Task to complete —
Which lines include the word "screenshot"? Copy each of them.

'''

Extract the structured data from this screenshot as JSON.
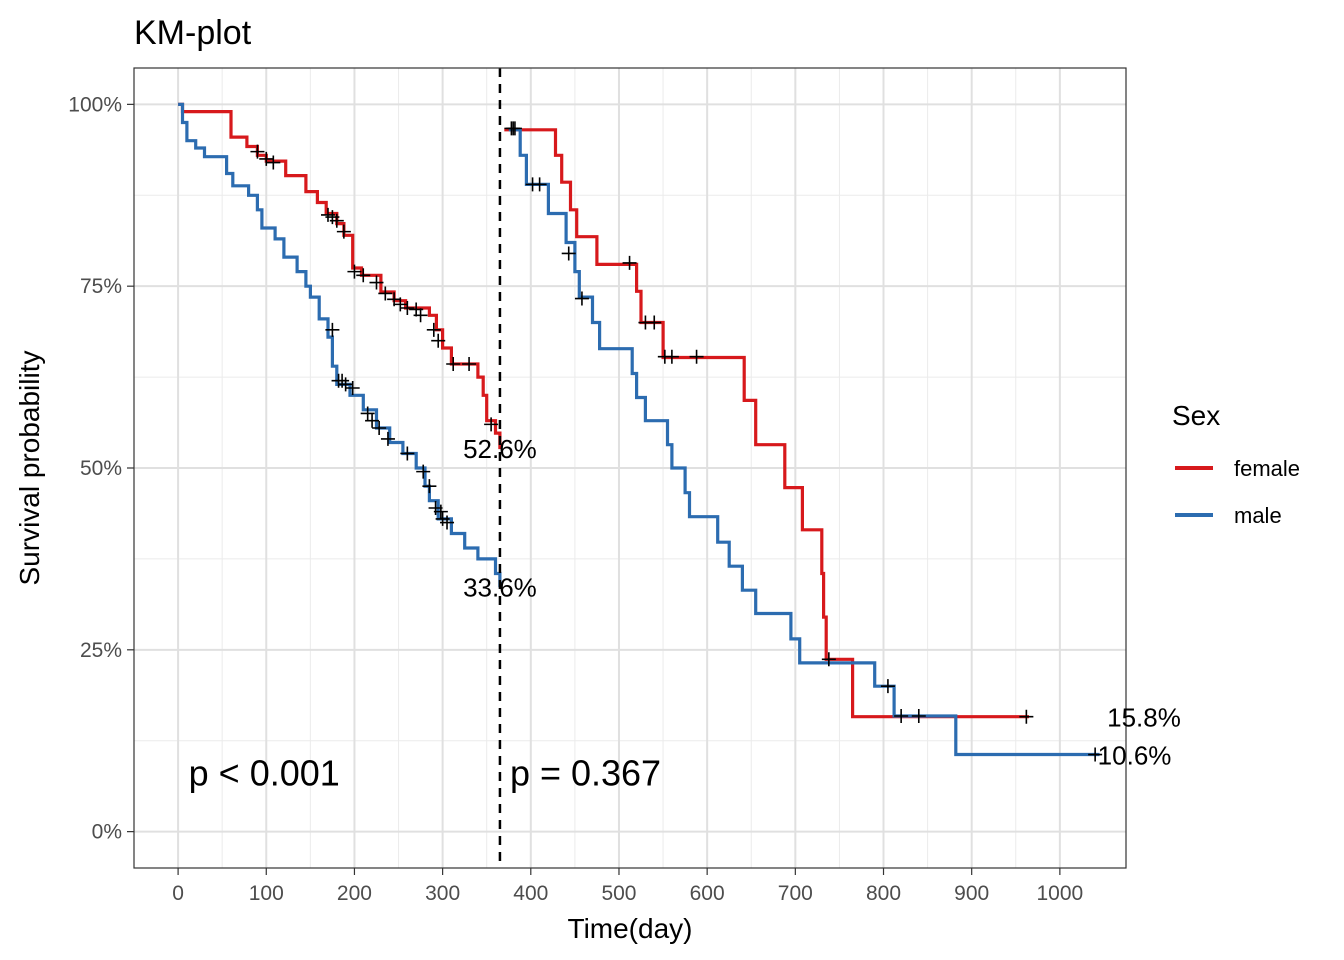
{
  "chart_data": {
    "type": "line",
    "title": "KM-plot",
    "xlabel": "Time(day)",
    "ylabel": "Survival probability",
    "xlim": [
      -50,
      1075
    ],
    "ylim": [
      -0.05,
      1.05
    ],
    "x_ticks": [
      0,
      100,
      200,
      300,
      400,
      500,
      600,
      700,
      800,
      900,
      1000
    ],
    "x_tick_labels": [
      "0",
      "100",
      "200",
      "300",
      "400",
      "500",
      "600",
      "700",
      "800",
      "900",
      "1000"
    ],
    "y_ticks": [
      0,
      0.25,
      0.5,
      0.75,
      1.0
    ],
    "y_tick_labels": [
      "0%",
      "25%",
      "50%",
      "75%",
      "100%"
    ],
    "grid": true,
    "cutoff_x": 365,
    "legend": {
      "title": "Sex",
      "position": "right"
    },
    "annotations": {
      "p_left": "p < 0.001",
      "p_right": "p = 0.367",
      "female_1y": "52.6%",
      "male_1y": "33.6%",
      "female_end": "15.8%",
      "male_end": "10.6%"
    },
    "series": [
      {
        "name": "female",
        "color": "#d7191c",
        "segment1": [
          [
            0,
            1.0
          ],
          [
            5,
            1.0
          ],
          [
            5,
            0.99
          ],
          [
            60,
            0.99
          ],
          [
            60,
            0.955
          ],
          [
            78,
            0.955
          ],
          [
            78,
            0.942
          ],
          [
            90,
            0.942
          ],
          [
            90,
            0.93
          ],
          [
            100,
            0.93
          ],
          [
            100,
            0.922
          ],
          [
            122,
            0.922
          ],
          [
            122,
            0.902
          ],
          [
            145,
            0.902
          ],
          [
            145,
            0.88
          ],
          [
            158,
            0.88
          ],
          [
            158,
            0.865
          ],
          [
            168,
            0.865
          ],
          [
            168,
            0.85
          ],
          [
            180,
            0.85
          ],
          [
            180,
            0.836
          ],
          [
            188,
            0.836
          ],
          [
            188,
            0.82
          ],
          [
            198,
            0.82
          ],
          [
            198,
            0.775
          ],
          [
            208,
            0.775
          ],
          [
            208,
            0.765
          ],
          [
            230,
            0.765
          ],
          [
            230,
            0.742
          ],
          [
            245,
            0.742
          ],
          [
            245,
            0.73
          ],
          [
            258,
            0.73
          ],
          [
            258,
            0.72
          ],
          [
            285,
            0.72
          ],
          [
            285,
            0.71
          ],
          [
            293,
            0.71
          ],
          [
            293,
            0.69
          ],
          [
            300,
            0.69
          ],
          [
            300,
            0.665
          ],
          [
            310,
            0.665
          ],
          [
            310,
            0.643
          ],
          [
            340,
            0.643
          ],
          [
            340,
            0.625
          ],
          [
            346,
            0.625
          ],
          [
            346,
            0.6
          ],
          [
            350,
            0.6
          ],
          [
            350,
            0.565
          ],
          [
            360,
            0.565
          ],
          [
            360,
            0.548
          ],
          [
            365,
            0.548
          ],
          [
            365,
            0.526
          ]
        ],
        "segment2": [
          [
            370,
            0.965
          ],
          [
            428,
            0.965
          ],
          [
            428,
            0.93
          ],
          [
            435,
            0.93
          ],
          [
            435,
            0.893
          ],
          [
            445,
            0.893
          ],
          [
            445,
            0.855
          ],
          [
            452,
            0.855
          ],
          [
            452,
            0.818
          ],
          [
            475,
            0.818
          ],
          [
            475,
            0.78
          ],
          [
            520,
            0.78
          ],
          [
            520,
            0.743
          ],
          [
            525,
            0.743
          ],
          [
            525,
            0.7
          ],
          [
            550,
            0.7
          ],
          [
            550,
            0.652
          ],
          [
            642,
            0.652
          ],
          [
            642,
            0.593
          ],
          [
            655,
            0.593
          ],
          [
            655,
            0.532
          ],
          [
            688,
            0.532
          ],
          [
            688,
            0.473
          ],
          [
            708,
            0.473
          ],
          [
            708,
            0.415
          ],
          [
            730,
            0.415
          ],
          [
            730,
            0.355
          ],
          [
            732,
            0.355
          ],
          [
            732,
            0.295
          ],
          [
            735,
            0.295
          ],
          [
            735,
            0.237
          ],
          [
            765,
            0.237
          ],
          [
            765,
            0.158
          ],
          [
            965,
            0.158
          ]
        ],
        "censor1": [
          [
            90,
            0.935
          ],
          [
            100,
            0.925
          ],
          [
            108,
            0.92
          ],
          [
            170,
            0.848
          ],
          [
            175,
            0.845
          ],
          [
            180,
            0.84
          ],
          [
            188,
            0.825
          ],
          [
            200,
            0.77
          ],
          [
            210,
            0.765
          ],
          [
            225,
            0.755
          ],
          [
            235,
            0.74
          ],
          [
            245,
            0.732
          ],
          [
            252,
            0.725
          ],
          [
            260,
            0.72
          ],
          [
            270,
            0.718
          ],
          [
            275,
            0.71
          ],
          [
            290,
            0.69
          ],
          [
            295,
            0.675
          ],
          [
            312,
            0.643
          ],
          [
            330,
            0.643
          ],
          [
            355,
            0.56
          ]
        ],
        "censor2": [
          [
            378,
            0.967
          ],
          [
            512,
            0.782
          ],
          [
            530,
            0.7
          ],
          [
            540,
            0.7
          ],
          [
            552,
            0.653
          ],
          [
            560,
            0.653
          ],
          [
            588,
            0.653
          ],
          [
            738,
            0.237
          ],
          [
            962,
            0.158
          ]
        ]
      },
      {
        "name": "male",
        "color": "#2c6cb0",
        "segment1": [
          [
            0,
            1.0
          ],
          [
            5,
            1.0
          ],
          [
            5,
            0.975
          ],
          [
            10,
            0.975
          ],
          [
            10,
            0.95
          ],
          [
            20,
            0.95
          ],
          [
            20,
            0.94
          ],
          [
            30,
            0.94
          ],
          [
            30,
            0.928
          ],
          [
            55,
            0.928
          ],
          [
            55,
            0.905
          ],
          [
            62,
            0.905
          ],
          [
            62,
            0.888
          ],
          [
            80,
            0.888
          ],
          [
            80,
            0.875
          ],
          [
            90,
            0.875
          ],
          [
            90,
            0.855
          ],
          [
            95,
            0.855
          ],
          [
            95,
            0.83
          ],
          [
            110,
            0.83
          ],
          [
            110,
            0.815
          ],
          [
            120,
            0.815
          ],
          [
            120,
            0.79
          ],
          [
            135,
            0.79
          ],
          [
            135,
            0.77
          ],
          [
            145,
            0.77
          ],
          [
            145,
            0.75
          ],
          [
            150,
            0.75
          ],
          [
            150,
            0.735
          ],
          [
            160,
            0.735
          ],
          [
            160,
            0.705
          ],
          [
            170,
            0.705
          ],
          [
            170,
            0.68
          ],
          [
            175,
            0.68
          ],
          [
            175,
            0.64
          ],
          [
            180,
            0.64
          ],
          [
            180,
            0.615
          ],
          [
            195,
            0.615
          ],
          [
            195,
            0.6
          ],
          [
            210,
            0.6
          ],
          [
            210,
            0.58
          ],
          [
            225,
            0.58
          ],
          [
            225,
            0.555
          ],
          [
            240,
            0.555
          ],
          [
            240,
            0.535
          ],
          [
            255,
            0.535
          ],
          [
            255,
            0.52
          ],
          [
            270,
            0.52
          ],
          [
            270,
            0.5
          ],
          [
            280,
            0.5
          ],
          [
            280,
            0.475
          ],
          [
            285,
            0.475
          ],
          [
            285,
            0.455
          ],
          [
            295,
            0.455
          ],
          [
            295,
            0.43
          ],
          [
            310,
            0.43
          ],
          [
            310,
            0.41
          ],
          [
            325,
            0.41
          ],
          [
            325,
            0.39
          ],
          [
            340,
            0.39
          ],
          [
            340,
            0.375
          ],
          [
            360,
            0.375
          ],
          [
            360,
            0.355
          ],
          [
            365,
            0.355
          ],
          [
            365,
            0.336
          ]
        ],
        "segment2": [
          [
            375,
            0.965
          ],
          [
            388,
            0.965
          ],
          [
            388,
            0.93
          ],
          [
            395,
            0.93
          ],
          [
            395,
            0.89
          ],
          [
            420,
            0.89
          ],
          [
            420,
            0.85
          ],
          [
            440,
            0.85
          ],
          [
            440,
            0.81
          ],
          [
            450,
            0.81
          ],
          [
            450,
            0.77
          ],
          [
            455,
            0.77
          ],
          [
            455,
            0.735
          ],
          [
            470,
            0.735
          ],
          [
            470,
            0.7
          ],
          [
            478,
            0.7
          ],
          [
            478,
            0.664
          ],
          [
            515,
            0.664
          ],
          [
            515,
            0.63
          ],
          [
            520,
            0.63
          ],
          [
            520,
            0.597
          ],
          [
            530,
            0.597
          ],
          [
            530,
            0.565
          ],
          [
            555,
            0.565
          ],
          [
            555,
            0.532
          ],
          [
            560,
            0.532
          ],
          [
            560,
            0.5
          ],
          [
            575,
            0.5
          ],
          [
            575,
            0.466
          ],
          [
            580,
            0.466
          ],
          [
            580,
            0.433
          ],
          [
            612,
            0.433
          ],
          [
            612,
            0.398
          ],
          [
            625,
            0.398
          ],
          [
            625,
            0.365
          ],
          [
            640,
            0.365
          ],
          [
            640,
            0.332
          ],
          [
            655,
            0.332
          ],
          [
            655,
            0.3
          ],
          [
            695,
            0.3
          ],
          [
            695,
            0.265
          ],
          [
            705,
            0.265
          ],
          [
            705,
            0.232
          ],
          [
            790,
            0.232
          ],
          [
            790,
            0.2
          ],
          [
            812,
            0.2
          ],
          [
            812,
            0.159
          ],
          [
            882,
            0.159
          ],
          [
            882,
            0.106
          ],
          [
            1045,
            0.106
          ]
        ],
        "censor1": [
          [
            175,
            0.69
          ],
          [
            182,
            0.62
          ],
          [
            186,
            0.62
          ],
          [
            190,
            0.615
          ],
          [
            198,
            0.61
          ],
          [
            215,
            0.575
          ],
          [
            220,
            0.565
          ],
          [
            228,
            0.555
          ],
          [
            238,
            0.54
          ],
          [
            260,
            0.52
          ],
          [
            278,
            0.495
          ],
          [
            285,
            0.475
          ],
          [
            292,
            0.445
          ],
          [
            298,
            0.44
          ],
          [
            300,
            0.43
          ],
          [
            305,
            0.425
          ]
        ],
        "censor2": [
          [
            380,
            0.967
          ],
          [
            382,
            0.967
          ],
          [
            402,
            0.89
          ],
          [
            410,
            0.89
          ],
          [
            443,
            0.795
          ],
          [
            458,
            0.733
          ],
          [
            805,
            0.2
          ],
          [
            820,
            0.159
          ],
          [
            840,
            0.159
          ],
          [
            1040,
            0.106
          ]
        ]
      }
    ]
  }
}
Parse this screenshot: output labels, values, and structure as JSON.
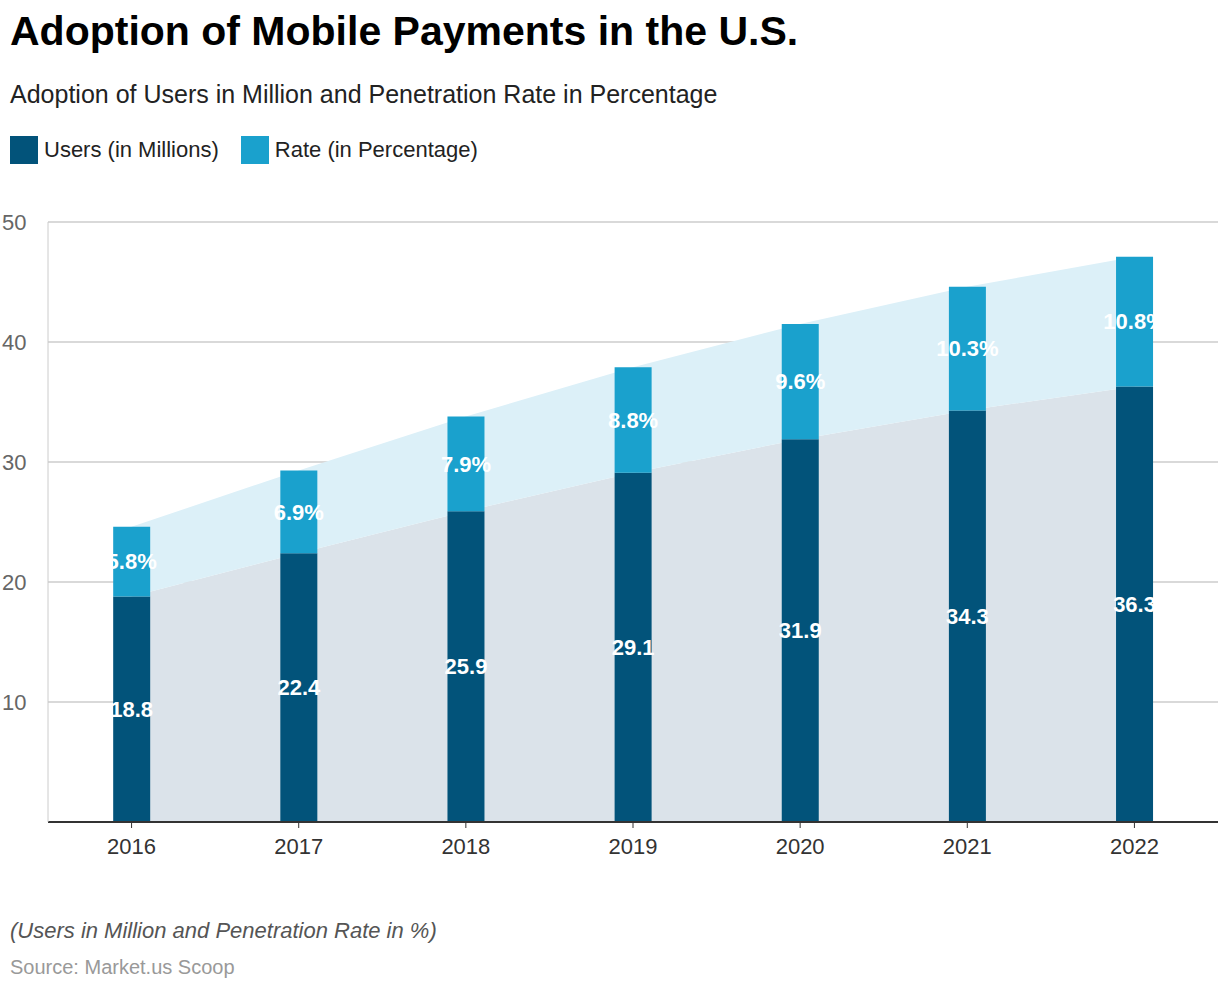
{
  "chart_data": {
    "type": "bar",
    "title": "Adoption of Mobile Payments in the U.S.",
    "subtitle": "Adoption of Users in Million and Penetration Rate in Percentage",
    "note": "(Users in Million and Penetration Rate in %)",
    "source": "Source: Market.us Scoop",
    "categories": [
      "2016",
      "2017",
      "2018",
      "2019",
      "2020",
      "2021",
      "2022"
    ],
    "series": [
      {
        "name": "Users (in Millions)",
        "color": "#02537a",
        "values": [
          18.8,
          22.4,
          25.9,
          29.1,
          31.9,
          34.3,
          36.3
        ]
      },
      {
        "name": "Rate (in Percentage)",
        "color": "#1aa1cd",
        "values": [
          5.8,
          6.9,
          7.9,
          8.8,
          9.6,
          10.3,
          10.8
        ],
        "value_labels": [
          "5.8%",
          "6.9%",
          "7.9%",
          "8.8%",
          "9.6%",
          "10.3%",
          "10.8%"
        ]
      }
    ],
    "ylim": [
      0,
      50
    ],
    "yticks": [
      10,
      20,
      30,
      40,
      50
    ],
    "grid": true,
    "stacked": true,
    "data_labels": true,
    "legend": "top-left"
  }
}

'''

Written reply —
Extract the structured data from this screenshot as JSON.
Parse this screenshot: output labels, values, and structure as JSON.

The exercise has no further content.